■ **Available data**:
########################################

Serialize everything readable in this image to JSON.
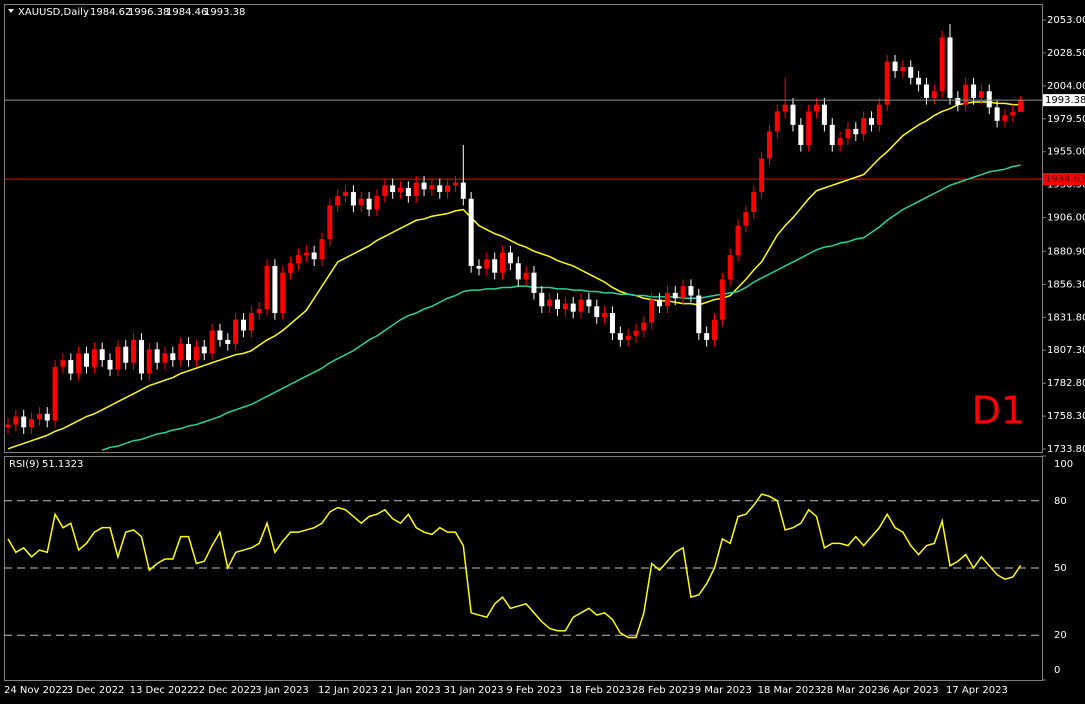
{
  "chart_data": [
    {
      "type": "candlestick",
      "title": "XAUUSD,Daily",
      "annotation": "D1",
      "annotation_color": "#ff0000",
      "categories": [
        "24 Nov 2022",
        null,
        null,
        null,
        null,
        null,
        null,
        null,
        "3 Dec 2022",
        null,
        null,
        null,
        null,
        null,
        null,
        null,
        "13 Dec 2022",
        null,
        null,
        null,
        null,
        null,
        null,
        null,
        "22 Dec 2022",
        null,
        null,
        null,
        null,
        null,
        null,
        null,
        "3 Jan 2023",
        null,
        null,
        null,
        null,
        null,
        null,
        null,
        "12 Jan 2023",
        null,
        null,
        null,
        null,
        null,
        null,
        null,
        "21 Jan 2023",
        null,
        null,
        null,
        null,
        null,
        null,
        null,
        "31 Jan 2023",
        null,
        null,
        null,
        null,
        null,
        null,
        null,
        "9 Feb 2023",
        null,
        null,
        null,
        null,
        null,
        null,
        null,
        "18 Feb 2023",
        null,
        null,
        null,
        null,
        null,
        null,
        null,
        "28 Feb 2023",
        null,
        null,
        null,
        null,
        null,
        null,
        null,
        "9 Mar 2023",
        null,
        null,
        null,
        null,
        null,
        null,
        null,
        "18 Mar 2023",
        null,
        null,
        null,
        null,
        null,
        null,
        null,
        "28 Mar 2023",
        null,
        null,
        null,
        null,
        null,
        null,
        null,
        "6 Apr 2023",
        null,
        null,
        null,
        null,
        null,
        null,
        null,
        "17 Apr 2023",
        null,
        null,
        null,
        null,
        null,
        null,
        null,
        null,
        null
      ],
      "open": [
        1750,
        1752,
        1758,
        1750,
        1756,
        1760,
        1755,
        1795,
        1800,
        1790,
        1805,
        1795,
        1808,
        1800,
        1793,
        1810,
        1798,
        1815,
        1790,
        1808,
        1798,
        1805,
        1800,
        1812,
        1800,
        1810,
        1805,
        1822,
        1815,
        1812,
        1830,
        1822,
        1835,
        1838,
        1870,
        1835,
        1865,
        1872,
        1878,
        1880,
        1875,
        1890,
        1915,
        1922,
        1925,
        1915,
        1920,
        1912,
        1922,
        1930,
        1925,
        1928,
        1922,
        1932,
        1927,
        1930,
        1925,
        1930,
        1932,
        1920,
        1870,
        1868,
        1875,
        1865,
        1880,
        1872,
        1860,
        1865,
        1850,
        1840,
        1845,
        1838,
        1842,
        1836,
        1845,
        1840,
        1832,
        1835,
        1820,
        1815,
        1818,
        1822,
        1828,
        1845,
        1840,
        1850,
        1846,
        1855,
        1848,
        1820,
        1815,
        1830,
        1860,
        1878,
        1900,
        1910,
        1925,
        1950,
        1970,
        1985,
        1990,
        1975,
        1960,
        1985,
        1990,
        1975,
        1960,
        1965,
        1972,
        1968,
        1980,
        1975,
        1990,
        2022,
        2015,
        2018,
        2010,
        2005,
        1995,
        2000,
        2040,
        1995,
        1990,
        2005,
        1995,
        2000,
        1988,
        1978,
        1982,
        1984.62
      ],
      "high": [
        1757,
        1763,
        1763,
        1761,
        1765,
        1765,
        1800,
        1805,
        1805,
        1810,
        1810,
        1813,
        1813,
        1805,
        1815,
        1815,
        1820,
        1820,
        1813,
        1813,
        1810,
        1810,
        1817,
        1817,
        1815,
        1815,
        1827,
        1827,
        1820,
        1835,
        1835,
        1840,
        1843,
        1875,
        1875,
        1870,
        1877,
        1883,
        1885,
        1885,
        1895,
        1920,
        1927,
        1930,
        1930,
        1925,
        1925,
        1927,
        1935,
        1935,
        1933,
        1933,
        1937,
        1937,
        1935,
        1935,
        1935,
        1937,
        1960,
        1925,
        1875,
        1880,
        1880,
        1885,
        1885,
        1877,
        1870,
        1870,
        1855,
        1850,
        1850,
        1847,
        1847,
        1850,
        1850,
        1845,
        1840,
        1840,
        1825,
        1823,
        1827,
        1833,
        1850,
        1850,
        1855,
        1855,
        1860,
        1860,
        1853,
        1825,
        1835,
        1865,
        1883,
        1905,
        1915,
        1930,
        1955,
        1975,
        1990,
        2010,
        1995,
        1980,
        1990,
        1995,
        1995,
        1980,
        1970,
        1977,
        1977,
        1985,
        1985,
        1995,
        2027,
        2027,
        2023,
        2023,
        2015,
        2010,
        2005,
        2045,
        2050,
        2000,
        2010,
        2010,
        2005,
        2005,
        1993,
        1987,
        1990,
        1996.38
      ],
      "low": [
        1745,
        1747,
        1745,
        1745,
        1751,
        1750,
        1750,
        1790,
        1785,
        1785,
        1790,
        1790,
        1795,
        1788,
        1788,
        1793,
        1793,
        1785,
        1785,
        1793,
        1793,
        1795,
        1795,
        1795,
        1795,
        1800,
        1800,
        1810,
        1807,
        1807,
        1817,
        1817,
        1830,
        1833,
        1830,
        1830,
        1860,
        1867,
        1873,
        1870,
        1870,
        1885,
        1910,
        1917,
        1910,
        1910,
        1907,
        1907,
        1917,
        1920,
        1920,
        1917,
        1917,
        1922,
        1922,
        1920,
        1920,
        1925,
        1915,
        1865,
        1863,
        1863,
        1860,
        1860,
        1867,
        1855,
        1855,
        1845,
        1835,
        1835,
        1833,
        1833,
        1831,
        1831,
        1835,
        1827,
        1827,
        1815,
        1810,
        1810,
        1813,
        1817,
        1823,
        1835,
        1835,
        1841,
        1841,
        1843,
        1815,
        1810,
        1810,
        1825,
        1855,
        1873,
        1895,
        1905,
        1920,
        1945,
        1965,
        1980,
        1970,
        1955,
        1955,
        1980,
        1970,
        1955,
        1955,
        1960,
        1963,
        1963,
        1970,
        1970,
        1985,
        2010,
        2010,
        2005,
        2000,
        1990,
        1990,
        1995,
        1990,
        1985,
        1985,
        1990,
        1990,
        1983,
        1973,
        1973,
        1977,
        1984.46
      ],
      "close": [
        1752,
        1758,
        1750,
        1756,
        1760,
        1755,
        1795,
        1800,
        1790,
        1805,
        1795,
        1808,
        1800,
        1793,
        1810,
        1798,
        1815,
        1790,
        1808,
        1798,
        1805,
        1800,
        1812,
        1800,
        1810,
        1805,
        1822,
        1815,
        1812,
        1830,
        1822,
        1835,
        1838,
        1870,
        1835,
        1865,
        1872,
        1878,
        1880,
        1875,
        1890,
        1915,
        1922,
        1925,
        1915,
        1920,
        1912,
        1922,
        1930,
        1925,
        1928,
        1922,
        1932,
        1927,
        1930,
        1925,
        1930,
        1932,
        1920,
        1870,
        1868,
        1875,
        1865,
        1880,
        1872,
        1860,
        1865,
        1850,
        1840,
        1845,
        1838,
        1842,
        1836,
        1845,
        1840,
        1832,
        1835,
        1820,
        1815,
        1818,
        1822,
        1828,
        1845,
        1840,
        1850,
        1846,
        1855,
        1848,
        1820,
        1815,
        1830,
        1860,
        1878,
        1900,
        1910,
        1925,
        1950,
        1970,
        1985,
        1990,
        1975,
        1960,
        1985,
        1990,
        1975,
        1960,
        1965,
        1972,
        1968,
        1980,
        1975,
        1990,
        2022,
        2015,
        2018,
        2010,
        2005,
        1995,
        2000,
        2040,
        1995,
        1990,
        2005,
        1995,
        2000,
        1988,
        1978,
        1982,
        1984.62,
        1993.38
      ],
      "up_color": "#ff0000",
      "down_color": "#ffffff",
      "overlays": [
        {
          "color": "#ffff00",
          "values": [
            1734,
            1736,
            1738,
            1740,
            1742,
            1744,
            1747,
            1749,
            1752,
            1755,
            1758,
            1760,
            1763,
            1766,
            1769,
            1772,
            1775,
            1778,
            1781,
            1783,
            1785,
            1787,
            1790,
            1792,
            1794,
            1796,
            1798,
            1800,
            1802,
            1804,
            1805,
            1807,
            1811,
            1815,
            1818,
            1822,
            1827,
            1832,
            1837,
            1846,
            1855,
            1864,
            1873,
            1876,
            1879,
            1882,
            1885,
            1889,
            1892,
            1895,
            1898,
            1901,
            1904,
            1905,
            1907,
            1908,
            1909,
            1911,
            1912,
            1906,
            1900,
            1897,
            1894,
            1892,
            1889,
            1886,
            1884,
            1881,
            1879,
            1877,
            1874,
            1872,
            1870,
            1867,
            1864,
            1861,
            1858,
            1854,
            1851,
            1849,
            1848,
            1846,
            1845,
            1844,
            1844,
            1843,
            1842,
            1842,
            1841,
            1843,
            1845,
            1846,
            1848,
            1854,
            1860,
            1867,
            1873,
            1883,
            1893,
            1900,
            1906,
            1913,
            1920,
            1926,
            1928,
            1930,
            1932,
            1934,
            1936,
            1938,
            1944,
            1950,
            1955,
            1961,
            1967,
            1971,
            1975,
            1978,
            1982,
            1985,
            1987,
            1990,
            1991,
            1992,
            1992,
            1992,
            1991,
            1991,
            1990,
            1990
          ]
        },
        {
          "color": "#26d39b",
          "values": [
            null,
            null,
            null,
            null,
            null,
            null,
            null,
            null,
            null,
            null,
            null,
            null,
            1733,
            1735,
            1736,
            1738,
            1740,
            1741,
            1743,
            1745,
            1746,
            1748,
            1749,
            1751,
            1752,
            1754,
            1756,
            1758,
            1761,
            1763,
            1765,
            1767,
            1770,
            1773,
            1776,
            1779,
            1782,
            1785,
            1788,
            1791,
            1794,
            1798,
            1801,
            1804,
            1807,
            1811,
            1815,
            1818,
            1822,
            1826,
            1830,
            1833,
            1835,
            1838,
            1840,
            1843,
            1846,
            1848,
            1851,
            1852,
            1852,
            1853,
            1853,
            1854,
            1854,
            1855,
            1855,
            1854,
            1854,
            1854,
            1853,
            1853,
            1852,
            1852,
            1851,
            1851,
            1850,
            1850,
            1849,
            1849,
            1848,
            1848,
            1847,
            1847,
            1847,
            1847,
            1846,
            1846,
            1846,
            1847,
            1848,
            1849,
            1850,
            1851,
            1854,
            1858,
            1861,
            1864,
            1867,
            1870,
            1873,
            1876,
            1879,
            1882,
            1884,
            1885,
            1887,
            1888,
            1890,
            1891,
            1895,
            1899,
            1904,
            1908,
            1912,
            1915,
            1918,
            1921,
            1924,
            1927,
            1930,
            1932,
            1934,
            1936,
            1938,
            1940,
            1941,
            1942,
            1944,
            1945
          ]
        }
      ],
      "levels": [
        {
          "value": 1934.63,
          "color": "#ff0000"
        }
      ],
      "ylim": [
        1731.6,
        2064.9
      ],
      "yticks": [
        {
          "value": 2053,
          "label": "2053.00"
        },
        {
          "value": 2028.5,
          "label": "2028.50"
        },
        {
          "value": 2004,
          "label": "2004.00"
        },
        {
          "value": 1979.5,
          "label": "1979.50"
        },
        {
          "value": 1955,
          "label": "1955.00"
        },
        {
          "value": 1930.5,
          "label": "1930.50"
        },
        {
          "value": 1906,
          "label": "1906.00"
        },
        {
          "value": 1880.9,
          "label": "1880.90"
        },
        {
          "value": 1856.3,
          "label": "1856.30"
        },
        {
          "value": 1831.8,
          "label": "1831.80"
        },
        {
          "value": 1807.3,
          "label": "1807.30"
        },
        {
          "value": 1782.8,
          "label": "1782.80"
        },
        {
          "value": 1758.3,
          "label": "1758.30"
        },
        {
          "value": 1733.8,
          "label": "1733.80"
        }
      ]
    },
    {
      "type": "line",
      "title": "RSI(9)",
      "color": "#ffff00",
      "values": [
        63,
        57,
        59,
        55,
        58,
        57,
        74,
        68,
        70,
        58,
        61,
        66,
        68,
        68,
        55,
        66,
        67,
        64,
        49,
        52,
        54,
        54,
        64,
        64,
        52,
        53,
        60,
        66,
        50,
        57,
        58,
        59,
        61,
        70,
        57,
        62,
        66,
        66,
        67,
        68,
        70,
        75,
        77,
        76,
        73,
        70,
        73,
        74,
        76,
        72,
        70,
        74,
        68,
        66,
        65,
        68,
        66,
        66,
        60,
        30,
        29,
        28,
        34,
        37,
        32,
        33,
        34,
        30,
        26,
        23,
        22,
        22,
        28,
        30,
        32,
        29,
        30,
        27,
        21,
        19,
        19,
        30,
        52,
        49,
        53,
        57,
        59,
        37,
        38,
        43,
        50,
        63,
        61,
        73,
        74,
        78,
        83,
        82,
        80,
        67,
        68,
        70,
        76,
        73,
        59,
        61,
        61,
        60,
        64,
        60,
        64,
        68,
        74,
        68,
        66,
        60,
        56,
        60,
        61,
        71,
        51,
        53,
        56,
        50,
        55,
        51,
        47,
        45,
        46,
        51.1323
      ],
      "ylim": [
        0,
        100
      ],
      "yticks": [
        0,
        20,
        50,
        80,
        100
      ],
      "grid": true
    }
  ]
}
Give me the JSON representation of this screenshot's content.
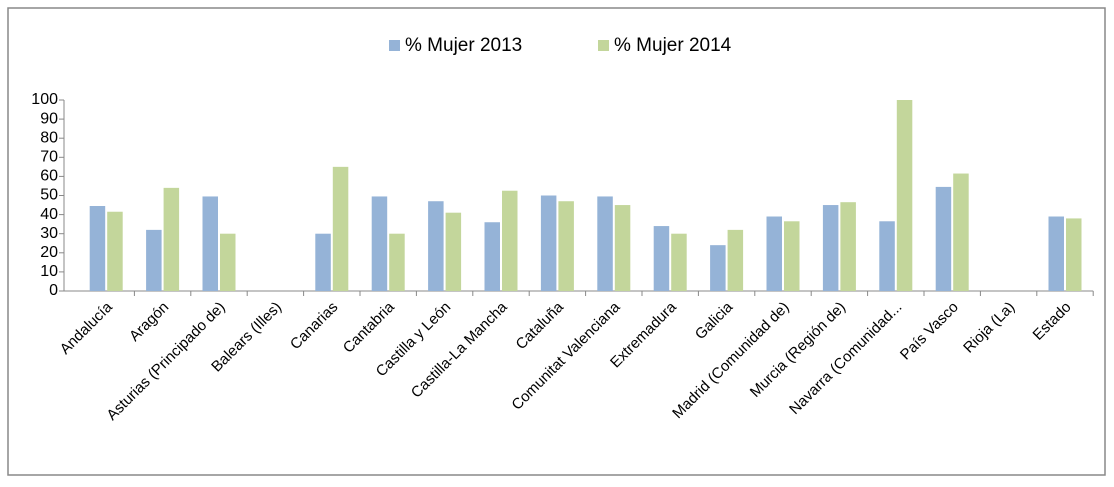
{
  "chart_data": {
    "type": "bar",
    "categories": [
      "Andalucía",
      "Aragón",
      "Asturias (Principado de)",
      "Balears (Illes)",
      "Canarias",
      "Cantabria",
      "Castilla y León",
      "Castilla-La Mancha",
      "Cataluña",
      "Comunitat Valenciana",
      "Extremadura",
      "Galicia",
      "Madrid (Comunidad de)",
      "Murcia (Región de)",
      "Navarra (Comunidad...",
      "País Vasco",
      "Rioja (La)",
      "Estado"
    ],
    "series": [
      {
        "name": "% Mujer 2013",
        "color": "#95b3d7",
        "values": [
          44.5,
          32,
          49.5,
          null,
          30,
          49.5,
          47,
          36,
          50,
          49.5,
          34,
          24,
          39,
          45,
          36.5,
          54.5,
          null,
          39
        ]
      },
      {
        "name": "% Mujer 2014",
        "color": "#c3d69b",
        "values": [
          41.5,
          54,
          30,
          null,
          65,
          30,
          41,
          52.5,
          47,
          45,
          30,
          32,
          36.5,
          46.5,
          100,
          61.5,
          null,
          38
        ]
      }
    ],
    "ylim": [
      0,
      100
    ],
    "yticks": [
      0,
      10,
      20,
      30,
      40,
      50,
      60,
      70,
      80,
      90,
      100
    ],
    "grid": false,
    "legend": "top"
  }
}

########################################

■ **What needs to be done**:
Only lines with the word "Comunidad" should be collected from the material.

■ **Written reply**:
      "Madrid (Comunidad de)",
      "Navarra (Comunidad...",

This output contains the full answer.